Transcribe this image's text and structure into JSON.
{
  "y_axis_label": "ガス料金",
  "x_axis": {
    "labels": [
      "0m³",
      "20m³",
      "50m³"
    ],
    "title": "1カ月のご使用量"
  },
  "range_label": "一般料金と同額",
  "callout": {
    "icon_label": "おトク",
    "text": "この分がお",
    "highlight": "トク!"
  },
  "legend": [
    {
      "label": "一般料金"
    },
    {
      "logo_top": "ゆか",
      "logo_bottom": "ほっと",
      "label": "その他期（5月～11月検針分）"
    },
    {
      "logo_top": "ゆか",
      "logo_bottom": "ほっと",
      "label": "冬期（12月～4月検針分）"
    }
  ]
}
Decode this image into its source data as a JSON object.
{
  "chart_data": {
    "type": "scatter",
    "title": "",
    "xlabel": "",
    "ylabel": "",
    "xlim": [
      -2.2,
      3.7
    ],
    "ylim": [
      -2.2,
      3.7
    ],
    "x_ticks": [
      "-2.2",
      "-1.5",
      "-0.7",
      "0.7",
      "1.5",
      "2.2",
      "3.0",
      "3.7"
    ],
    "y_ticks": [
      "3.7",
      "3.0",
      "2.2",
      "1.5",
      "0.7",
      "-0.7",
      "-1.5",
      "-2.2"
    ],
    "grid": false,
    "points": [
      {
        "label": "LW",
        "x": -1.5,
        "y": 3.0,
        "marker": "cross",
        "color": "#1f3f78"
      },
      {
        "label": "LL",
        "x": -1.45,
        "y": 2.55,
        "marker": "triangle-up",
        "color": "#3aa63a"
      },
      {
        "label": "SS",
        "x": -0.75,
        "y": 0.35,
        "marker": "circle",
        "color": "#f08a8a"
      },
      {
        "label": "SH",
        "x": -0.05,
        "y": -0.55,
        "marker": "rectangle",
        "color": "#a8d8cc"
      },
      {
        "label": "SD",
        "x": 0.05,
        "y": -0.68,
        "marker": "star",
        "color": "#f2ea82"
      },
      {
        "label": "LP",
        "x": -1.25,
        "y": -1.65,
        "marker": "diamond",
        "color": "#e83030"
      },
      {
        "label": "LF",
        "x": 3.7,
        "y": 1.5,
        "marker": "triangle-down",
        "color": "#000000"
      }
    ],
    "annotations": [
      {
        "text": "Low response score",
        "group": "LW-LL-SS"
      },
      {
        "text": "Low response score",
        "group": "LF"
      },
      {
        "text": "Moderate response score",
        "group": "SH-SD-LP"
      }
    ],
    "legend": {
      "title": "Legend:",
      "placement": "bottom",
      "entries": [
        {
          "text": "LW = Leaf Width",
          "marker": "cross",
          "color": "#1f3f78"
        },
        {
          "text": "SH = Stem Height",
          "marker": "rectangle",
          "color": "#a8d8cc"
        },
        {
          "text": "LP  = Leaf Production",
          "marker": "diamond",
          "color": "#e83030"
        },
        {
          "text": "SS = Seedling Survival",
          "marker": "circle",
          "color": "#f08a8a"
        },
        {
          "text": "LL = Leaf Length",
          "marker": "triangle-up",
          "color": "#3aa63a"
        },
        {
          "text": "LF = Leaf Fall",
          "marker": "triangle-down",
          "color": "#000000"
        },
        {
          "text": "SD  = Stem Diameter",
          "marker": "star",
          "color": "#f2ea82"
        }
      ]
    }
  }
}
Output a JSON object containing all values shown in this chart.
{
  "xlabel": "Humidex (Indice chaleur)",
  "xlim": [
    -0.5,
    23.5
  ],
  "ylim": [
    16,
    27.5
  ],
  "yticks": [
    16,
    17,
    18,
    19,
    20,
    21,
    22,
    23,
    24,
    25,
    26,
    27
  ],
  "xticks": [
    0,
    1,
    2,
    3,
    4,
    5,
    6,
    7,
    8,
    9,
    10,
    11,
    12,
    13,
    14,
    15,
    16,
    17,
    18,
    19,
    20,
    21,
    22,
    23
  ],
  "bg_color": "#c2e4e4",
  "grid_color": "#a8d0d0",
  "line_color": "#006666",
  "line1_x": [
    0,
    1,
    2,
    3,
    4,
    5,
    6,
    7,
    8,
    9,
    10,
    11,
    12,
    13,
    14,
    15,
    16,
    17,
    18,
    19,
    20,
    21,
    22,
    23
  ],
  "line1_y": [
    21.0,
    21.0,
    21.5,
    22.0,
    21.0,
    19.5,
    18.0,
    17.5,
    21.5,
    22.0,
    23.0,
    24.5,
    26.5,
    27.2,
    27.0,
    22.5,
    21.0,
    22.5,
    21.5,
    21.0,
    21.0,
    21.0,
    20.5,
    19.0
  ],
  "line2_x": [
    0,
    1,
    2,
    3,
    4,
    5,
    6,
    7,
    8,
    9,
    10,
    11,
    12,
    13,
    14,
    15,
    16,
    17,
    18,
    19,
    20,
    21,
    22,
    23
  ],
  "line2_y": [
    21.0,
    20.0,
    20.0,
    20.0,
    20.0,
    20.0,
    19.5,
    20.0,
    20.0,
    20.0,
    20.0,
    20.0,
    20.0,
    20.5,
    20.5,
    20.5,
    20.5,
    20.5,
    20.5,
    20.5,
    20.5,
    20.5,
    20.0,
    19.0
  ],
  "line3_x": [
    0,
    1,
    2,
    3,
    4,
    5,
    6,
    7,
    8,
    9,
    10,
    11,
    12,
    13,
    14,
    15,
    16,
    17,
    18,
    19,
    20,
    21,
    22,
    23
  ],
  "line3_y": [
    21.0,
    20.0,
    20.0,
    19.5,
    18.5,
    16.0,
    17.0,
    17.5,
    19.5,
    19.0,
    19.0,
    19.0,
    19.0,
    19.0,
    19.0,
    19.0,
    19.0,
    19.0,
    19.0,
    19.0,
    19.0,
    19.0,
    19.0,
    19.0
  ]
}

### Written instruction:
Each line in the material above must be retyped without alteration.

### The answer:
Transcribe this image's text and structure into JSON.
{
  "y_axis_label": "ガス料金",
  "x_axis": {
    "labels": [
      "0m³",
      "20m³",
      "50m³"
    ],
    "title": "1カ月のご使用量"
  },
  "range_label": "一般料金と同額",
  "callout": {
    "icon_label": "おトク",
    "text": "この分がお",
    "highlight": "トク!"
  },
  "legend": [
    {
      "label": "一般料金"
    },
    {
      "logo_top": "ゆか",
      "logo_bottom": "ほっと",
      "label": "その他期（5月～11月検針分）"
    },
    {
      "logo_top": "ゆか",
      "logo_bottom": "ほっと",
      "label": "冬期（12月～4月検針分）"
    }
  ]
}
Decode this image into its source data as a JSON object.
{
  "chart_data": {
    "type": "scatter",
    "title": "",
    "xlabel": "",
    "ylabel": "",
    "xlim": [
      -2.2,
      3.7
    ],
    "ylim": [
      -2.2,
      3.7
    ],
    "x_ticks": [
      "-2.2",
      "-1.5",
      "-0.7",
      "0.7",
      "1.5",
      "2.2",
      "3.0",
      "3.7"
    ],
    "y_ticks": [
      "3.7",
      "3.0",
      "2.2",
      "1.5",
      "0.7",
      "-0.7",
      "-1.5",
      "-2.2"
    ],
    "grid": false,
    "points": [
      {
        "label": "LW",
        "x": -1.5,
        "y": 3.0,
        "marker": "cross",
        "color": "#1f3f78"
      },
      {
        "label": "LL",
        "x": -1.45,
        "y": 2.55,
        "marker": "triangle-up",
        "color": "#3aa63a"
      },
      {
        "label": "SS",
        "x": -0.75,
        "y": 0.35,
        "marker": "circle",
        "color": "#f08a8a"
      },
      {
        "label": "SH",
        "x": -0.05,
        "y": -0.55,
        "marker": "rectangle",
        "color": "#a8d8cc"
      },
      {
        "label": "SD",
        "x": 0.05,
        "y": -0.68,
        "marker": "star",
        "color": "#f2ea82"
      },
      {
        "label": "LP",
        "x": -1.25,
        "y": -1.65,
        "marker": "diamond",
        "color": "#e83030"
      },
      {
        "label": "LF",
        "x": 3.7,
        "y": 1.5,
        "marker": "triangle-down",
        "color": "#000000"
      }
    ],
    "annotations": [
      {
        "text": "Low response score",
        "group": "LW-LL-SS"
      },
      {
        "text": "Low response score",
        "group": "LF"
      },
      {
        "text": "Moderate response score",
        "group": "SH-SD-LP"
      }
    ],
    "legend": {
      "title": "Legend:",
      "placement": "bottom",
      "entries": [
        {
          "text": "LW = Leaf Width",
          "marker": "cross",
          "color": "#1f3f78"
        },
        {
          "text": "SH = Stem Height",
          "marker": "rectangle",
          "color": "#a8d8cc"
        },
        {
          "text": "LP  = Leaf Production",
          "marker": "diamond",
          "color": "#e83030"
        },
        {
          "text": "SS = Seedling Survival",
          "marker": "circle",
          "color": "#f08a8a"
        },
        {
          "text": "LL = Leaf Length",
          "marker": "triangle-up",
          "color": "#3aa63a"
        },
        {
          "text": "LF = Leaf Fall",
          "marker": "triangle-down",
          "color": "#000000"
        },
        {
          "text": "SD  = Stem Diameter",
          "marker": "star",
          "color": "#f2ea82"
        }
      ]
    }
  }
}
Output a JSON object containing all values shown in this chart.
{
  "xlabel": "Humidex (Indice chaleur)",
  "xlim": [
    -0.5,
    23.5
  ],
  "ylim": [
    16,
    27.5
  ],
  "yticks": [
    16,
    17,
    18,
    19,
    20,
    21,
    22,
    23,
    24,
    25,
    26,
    27
  ],
  "xticks": [
    0,
    1,
    2,
    3,
    4,
    5,
    6,
    7,
    8,
    9,
    10,
    11,
    12,
    13,
    14,
    15,
    16,
    17,
    18,
    19,
    20,
    21,
    22,
    23
  ],
  "bg_color": "#c2e4e4",
  "grid_color": "#a8d0d0",
  "line_color": "#006666",
  "line1_x": [
    0,
    1,
    2,
    3,
    4,
    5,
    6,
    7,
    8,
    9,
    10,
    11,
    12,
    13,
    14,
    15,
    16,
    17,
    18,
    19,
    20,
    21,
    22,
    23
  ],
  "line1_y": [
    21.0,
    21.0,
    21.5,
    22.0,
    21.0,
    19.5,
    18.0,
    17.5,
    21.5,
    22.0,
    23.0,
    24.5,
    26.5,
    27.2,
    27.0,
    22.5,
    21.0,
    22.5,
    21.5,
    21.0,
    21.0,
    21.0,
    20.5,
    19.0
  ],
  "line2_x": [
    0,
    1,
    2,
    3,
    4,
    5,
    6,
    7,
    8,
    9,
    10,
    11,
    12,
    13,
    14,
    15,
    16,
    17,
    18,
    19,
    20,
    21,
    22,
    23
  ],
  "line2_y": [
    21.0,
    20.0,
    20.0,
    20.0,
    20.0,
    20.0,
    19.5,
    20.0,
    20.0,
    20.0,
    20.0,
    20.0,
    20.0,
    20.5,
    20.5,
    20.5,
    20.5,
    20.5,
    20.5,
    20.5,
    20.5,
    20.5,
    20.0,
    19.0
  ],
  "line3_x": [
    0,
    1,
    2,
    3,
    4,
    5,
    6,
    7,
    8,
    9,
    10,
    11,
    12,
    13,
    14,
    15,
    16,
    17,
    18,
    19,
    20,
    21,
    22,
    23
  ],
  "line3_y": [
    21.0,
    20.0,
    20.0,
    19.5,
    18.5,
    16.0,
    17.0,
    17.5,
    19.5,
    19.0,
    19.0,
    19.0,
    19.0,
    19.0,
    19.0,
    19.0,
    19.0,
    19.0,
    19.0,
    19.0,
    19.0,
    19.0,
    19.0,
    19.0
  ]
}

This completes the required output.